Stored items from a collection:
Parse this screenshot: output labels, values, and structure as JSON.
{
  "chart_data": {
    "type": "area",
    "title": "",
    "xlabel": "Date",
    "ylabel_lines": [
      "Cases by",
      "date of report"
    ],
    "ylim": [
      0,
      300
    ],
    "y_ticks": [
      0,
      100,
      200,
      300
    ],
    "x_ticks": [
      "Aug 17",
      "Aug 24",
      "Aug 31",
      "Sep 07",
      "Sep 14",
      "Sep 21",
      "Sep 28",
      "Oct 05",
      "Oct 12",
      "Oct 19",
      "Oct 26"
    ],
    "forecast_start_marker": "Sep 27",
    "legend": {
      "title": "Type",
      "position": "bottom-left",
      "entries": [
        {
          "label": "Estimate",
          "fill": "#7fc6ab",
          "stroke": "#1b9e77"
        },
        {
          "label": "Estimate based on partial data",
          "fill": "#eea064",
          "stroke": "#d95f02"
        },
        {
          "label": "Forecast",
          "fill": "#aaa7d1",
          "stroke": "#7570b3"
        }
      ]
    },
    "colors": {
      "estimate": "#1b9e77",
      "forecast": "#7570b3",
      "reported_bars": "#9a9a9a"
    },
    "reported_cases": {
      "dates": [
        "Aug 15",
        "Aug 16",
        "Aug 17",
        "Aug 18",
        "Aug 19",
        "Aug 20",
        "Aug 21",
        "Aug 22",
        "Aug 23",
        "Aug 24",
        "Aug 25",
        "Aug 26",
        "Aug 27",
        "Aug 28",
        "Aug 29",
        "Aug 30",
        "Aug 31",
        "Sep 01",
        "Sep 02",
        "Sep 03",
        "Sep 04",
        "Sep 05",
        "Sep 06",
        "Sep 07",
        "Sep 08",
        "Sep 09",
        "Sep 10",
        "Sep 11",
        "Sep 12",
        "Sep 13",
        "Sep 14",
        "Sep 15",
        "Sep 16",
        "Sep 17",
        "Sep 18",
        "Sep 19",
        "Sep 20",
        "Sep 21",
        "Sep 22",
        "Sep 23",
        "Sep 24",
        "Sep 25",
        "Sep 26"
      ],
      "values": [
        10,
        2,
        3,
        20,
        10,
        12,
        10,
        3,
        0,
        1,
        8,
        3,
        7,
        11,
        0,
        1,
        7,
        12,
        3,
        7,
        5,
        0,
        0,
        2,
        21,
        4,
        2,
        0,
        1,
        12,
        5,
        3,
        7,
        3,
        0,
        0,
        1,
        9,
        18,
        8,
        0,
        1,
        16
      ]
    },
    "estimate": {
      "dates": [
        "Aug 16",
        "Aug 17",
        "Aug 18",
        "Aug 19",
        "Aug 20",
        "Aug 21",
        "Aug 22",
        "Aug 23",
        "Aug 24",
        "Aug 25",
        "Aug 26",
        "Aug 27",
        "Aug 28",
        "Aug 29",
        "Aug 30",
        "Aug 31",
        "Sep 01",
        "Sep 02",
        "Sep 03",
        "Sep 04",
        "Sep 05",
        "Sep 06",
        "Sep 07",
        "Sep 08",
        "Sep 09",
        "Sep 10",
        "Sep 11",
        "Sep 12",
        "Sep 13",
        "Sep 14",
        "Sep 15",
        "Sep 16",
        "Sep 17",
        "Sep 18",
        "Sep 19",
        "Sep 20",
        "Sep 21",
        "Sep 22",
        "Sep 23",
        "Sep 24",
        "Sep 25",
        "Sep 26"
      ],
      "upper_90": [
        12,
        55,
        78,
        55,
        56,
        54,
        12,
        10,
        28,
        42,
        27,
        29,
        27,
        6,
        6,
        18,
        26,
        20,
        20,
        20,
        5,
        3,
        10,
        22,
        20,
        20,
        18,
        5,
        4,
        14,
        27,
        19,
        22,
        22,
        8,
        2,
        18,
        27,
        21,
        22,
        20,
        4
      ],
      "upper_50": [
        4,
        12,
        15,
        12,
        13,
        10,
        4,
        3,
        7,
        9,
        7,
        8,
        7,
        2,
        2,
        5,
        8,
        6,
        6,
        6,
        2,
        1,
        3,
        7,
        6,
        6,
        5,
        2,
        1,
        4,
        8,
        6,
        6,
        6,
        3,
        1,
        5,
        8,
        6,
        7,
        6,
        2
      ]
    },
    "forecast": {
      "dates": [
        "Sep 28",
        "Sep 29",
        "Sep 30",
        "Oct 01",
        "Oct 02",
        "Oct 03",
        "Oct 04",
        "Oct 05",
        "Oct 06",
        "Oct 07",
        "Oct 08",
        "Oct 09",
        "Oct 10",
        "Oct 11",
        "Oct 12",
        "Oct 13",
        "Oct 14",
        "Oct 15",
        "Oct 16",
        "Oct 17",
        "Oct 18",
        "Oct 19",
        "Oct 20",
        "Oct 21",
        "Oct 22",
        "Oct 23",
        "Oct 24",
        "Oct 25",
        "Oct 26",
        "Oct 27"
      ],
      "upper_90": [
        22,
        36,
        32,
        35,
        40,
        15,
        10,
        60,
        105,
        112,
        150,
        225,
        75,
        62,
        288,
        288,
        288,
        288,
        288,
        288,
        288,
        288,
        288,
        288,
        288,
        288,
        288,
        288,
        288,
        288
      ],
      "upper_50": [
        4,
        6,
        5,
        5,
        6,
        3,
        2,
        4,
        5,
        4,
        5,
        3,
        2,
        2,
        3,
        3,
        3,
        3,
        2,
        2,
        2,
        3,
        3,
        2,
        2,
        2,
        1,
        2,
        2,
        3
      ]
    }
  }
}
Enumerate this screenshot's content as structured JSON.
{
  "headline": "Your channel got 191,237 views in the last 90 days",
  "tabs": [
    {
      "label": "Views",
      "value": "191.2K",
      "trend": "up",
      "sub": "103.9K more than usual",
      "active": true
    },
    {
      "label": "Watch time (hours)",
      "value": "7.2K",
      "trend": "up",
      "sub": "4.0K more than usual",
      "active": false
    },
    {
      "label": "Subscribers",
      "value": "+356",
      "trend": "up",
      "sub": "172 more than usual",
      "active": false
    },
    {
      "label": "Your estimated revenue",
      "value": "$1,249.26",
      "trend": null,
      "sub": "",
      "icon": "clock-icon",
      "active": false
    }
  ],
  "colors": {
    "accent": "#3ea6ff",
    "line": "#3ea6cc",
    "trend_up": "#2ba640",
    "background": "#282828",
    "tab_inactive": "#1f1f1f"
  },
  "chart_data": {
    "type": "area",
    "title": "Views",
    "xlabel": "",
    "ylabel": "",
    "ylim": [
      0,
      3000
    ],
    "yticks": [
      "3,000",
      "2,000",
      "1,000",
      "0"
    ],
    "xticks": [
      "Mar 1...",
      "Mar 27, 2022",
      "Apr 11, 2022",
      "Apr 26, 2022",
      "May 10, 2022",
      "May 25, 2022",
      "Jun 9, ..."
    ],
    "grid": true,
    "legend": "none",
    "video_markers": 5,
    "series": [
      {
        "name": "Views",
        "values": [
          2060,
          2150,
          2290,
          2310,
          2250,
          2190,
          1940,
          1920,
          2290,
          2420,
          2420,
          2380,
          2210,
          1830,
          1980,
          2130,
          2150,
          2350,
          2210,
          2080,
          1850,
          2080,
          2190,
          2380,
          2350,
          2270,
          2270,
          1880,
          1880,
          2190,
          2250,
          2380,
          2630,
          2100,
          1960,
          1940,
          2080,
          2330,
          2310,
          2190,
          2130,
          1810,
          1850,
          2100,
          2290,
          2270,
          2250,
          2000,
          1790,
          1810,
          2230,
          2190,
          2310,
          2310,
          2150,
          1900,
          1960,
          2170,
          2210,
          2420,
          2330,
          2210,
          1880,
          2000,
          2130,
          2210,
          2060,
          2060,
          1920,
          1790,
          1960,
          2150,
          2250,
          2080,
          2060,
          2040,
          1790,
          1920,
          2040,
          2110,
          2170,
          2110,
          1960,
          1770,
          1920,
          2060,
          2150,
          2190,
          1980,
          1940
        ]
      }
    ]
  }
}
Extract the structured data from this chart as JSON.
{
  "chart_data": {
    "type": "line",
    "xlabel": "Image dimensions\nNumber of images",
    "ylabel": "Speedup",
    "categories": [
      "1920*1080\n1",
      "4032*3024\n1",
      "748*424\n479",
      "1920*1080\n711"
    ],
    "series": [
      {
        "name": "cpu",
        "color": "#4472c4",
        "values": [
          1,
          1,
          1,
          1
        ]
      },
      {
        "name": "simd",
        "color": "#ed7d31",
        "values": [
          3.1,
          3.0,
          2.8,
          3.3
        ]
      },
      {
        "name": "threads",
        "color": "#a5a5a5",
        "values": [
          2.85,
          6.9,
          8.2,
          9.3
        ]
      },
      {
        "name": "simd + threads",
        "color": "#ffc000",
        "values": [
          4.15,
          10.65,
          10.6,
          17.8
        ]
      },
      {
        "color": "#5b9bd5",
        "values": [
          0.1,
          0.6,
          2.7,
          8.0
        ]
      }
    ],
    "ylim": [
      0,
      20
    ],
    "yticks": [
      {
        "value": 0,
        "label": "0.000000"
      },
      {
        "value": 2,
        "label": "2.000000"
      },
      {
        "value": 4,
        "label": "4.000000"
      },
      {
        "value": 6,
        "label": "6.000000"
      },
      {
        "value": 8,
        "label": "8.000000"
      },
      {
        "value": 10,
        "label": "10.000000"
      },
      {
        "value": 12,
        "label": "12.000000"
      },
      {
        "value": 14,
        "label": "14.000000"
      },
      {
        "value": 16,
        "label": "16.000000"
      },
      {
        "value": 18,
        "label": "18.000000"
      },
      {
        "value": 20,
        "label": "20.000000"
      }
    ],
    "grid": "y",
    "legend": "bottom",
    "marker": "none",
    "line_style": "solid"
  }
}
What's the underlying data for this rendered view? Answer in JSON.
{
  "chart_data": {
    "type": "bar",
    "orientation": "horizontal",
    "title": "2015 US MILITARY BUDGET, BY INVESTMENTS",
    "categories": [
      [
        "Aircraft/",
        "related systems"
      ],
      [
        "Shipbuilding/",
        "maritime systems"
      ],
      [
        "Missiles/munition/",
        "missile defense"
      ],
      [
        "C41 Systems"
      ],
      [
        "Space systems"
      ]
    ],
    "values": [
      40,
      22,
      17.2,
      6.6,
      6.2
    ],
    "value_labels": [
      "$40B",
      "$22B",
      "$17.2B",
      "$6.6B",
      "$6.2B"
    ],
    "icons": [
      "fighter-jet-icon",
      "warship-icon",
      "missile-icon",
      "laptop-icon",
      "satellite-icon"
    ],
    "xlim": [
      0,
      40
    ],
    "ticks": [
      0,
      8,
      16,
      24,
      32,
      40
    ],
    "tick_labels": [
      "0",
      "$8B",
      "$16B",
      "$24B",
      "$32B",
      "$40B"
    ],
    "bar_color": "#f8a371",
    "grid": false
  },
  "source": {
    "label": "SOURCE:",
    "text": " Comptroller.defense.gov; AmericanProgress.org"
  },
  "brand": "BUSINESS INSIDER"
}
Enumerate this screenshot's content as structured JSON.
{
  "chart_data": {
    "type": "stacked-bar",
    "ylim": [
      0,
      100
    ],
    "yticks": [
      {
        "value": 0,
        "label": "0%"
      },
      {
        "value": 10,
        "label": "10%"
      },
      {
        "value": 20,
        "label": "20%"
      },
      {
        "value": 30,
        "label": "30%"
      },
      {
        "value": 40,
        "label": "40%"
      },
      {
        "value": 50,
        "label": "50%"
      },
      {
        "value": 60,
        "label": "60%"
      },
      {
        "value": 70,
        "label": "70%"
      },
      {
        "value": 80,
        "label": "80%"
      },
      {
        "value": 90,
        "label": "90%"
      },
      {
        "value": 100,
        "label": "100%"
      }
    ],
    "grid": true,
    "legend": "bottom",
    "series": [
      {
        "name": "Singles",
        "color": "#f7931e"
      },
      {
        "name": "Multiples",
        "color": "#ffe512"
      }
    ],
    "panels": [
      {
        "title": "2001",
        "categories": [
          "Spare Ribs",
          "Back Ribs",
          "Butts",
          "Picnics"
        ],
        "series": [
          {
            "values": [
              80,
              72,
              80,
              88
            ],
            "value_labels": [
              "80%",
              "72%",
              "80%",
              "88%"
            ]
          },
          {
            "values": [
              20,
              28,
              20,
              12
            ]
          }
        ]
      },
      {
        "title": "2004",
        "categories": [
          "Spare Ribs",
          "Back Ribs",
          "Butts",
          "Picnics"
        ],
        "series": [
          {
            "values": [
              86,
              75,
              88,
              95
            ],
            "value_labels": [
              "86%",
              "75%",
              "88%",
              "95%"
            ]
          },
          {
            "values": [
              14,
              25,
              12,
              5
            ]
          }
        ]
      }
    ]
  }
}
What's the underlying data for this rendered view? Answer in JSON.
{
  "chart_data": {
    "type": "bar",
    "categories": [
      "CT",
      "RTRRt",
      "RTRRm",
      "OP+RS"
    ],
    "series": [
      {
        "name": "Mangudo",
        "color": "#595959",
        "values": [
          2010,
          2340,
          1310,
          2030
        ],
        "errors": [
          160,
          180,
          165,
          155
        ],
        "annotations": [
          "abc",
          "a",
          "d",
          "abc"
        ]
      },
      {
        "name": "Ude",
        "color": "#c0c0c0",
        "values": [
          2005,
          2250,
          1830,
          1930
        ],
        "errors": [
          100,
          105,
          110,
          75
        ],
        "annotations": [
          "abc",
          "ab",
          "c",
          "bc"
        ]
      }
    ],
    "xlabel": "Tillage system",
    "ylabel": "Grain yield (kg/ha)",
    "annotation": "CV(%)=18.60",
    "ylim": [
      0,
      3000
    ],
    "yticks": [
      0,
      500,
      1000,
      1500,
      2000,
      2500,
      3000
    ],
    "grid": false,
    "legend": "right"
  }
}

● **JOB**
Extract each line from the entries above that contains the string "defense".

● **RESULT OF THIS EXERCISE**
        "missile defense"
    "text": " Comptroller.defense.gov; AmericanProgress.org"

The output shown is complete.